[[ ENTRIES SHOWN, beginning ]]

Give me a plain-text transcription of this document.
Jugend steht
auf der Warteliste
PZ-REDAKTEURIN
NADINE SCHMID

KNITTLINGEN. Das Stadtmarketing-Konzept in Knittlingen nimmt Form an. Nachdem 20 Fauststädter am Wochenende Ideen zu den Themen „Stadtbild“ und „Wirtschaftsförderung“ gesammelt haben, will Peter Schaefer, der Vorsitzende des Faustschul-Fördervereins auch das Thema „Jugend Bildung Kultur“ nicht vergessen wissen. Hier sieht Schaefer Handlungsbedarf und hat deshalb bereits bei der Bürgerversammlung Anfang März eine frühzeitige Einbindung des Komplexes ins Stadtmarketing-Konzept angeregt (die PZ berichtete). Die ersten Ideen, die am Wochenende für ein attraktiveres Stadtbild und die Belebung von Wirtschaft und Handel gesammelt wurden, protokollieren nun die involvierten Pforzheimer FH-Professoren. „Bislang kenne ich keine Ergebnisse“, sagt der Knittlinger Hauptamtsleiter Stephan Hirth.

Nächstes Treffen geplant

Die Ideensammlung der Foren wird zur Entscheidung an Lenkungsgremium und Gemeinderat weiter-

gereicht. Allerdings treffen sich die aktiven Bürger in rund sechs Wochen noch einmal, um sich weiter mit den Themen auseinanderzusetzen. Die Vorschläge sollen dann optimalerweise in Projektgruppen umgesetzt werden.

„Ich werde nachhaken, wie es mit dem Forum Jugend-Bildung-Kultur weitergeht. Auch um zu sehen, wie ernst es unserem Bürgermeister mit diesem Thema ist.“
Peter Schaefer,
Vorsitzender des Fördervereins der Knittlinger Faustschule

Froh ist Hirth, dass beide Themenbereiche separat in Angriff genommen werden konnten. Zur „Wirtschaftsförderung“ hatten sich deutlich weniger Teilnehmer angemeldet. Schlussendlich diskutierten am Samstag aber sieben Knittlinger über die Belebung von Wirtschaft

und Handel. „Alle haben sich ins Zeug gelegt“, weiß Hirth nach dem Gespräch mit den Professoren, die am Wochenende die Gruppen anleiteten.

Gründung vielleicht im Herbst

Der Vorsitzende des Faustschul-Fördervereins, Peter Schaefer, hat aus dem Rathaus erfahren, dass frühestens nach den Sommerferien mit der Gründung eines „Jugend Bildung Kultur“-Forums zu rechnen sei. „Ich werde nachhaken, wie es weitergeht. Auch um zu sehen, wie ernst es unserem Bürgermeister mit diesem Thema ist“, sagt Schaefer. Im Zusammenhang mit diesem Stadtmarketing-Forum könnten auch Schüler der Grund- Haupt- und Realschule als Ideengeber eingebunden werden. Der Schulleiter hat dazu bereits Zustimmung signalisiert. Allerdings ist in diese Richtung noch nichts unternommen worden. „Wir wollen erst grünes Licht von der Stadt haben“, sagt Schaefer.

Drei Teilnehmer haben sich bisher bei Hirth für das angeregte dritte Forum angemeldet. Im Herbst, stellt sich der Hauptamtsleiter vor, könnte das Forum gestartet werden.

[[ ENTRIES SHOWN, end ]]

» WORK REQUIRED: Where the word "Herbst" is present in a line of the listing, copy that line.

» TASK SOLUTION:
Gründung vielleicht im Herbst
Drei Teilnehmer haben sich bisher bei Hirth für das angeregte dritte Forum angemeldet. Im Herbst, stellt sich der Hauptamtsleiter vor, könnte das Forum gestartet werden.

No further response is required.